### Problem requirements
Exactly repeat all the records below, omitting the images they hold.

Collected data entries
------------------------

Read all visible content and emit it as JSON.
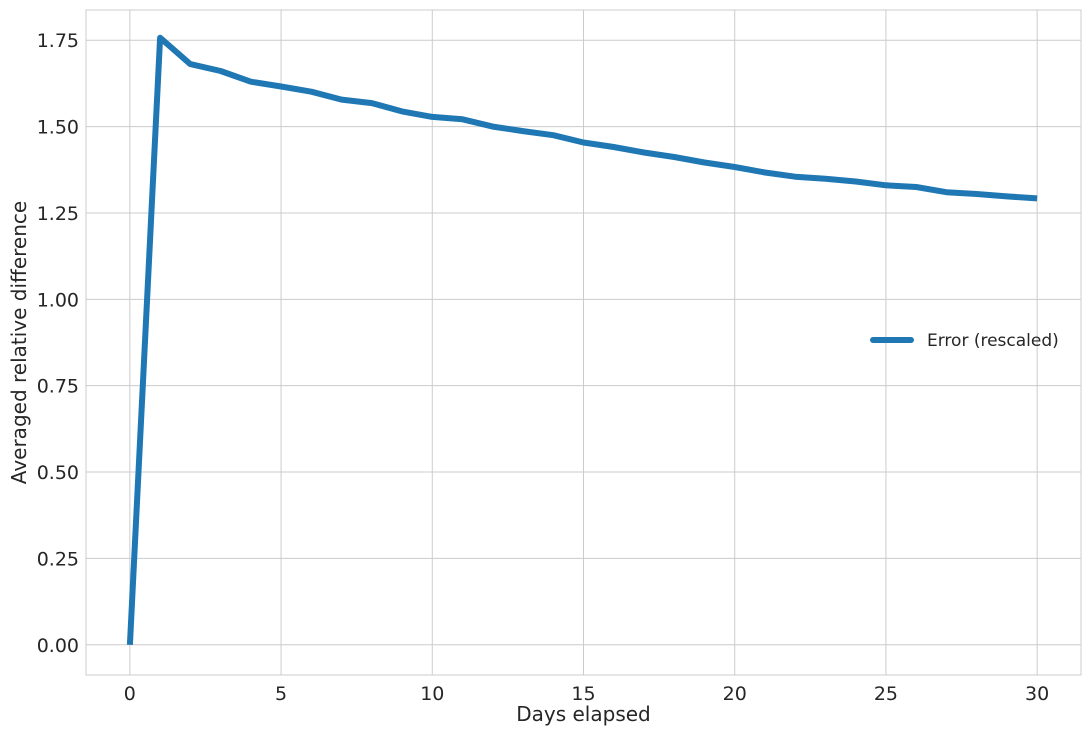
{
  "chart_data": {
    "type": "line",
    "xlabel": "Days elapsed",
    "ylabel": "Averaged relative difference",
    "xlim": [
      -1.45,
      31.45
    ],
    "ylim": [
      -0.0875,
      1.8375
    ],
    "xticks": [
      0,
      5,
      10,
      15,
      20,
      25,
      30
    ],
    "yticks": [
      0.0,
      0.25,
      0.5,
      0.75,
      1.0,
      1.25,
      1.5,
      1.75
    ],
    "xtick_labels": [
      "0",
      "5",
      "10",
      "15",
      "20",
      "25",
      "30"
    ],
    "ytick_labels": [
      "0.00",
      "0.25",
      "0.50",
      "0.75",
      "1.00",
      "1.25",
      "1.50",
      "1.75"
    ],
    "grid": true,
    "legend_position": "center-right",
    "series": [
      {
        "name": "Error (rescaled)",
        "color": "#1f77b4",
        "x": [
          0,
          1,
          2,
          3,
          4,
          5,
          6,
          7,
          8,
          9,
          10,
          11,
          12,
          13,
          14,
          15,
          16,
          17,
          18,
          19,
          20,
          21,
          22,
          23,
          24,
          25,
          26,
          27,
          28,
          29,
          30
        ],
        "y": [
          0.0,
          1.757,
          1.681,
          1.661,
          1.63,
          1.616,
          1.601,
          1.578,
          1.568,
          1.544,
          1.528,
          1.521,
          1.5,
          1.487,
          1.475,
          1.454,
          1.441,
          1.425,
          1.412,
          1.396,
          1.383,
          1.367,
          1.355,
          1.349,
          1.341,
          1.33,
          1.325,
          1.31,
          1.305,
          1.298,
          1.292
        ]
      }
    ]
  }
}
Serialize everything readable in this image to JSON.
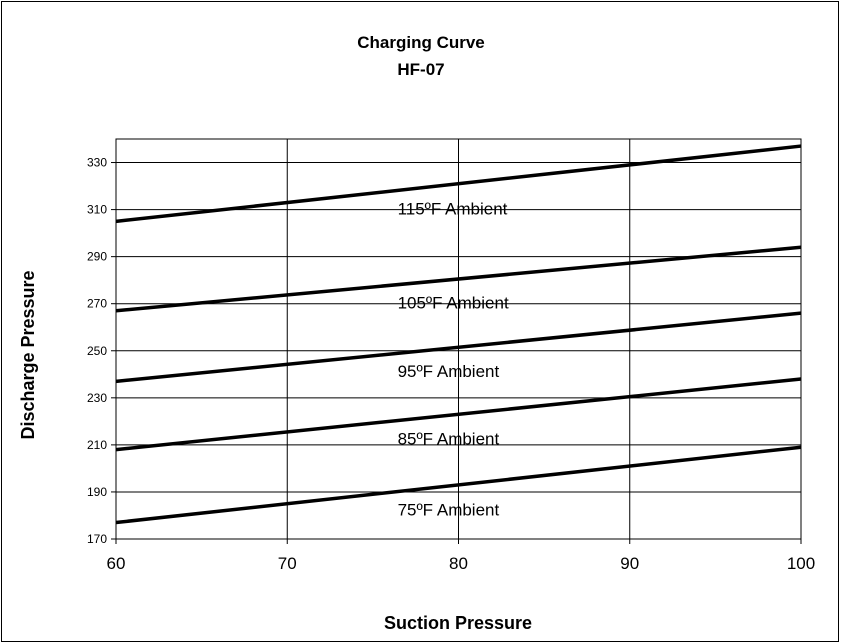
{
  "chart_data": {
    "type": "line",
    "title": "Charging Curve",
    "subtitle": "HF-07",
    "xlabel": "Suction Pressure",
    "ylabel": "Discharge Pressure",
    "xlim": [
      60,
      100
    ],
    "ylim": [
      170,
      340
    ],
    "xticks": [
      60,
      70,
      80,
      90,
      100
    ],
    "yticks": [
      170,
      190,
      210,
      230,
      250,
      270,
      290,
      310,
      330
    ],
    "grid": true,
    "legend": "none",
    "series": [
      {
        "name": "115ºF Ambient",
        "x": [
          60,
          100
        ],
        "y": [
          305,
          337
        ]
      },
      {
        "name": "105ºF Ambient",
        "x": [
          60,
          100
        ],
        "y": [
          267,
          294
        ]
      },
      {
        "name": "95ºF Ambient",
        "x": [
          60,
          100
        ],
        "y": [
          237,
          266
        ]
      },
      {
        "name": "85ºF Ambient",
        "x": [
          60,
          100
        ],
        "y": [
          208,
          238
        ]
      },
      {
        "name": "75ºF Ambient",
        "x": [
          60,
          100
        ],
        "y": [
          177,
          209
        ]
      }
    ],
    "line_color": "#000000"
  }
}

------------------------

### Problem solution
Read all visible content and emit it as JSON.
{
  "chart_data": {
    "type": "line",
    "xlabel": "Days elapsed",
    "ylabel": "Averaged relative difference",
    "xlim": [
      -1.45,
      31.45
    ],
    "ylim": [
      -0.0875,
      1.8375
    ],
    "xticks": [
      0,
      5,
      10,
      15,
      20,
      25,
      30
    ],
    "yticks": [
      0.0,
      0.25,
      0.5,
      0.75,
      1.0,
      1.25,
      1.5,
      1.75
    ],
    "xtick_labels": [
      "0",
      "5",
      "10",
      "15",
      "20",
      "25",
      "30"
    ],
    "ytick_labels": [
      "0.00",
      "0.25",
      "0.50",
      "0.75",
      "1.00",
      "1.25",
      "1.50",
      "1.75"
    ],
    "grid": true,
    "legend_position": "center-right",
    "series": [
      {
        "name": "Error (rescaled)",
        "color": "#1f77b4",
        "x": [
          0,
          1,
          2,
          3,
          4,
          5,
          6,
          7,
          8,
          9,
          10,
          11,
          12,
          13,
          14,
          15,
          16,
          17,
          18,
          19,
          20,
          21,
          22,
          23,
          24,
          25,
          26,
          27,
          28,
          29,
          30
        ],
        "y": [
          0.0,
          1.757,
          1.681,
          1.661,
          1.63,
          1.616,
          1.601,
          1.578,
          1.568,
          1.544,
          1.528,
          1.521,
          1.5,
          1.487,
          1.475,
          1.454,
          1.441,
          1.425,
          1.412,
          1.396,
          1.383,
          1.367,
          1.355,
          1.349,
          1.341,
          1.33,
          1.325,
          1.31,
          1.305,
          1.298,
          1.292
        ]
      }
    ]
  }
}
Serialize everything readable in this image to JSON.
{
  "chart_data": {
    "type": "line",
    "title": "Charging Curve",
    "subtitle": "HF-07",
    "xlabel": "Suction Pressure",
    "ylabel": "Discharge Pressure",
    "xlim": [
      60,
      100
    ],
    "ylim": [
      170,
      340
    ],
    "xticks": [
      60,
      70,
      80,
      90,
      100
    ],
    "yticks": [
      170,
      190,
      210,
      230,
      250,
      270,
      290,
      310,
      330
    ],
    "grid": true,
    "legend": "none",
    "series": [
      {
        "name": "115ºF Ambient",
        "x": [
          60,
          100
        ],
        "y": [
          305,
          337
        ]
      },
      {
        "name": "105ºF Ambient",
        "x": [
          60,
          100
        ],
        "y": [
          267,
          294
        ]
      },
      {
        "name": "95ºF Ambient",
        "x": [
          60,
          100
        ],
        "y": [
          237,
          266
        ]
      },
      {
        "name": "85ºF Ambient",
        "x": [
          60,
          100
        ],
        "y": [
          208,
          238
        ]
      },
      {
        "name": "75ºF Ambient",
        "x": [
          60,
          100
        ],
        "y": [
          177,
          209
        ]
      }
    ],
    "line_color": "#000000"
  }
}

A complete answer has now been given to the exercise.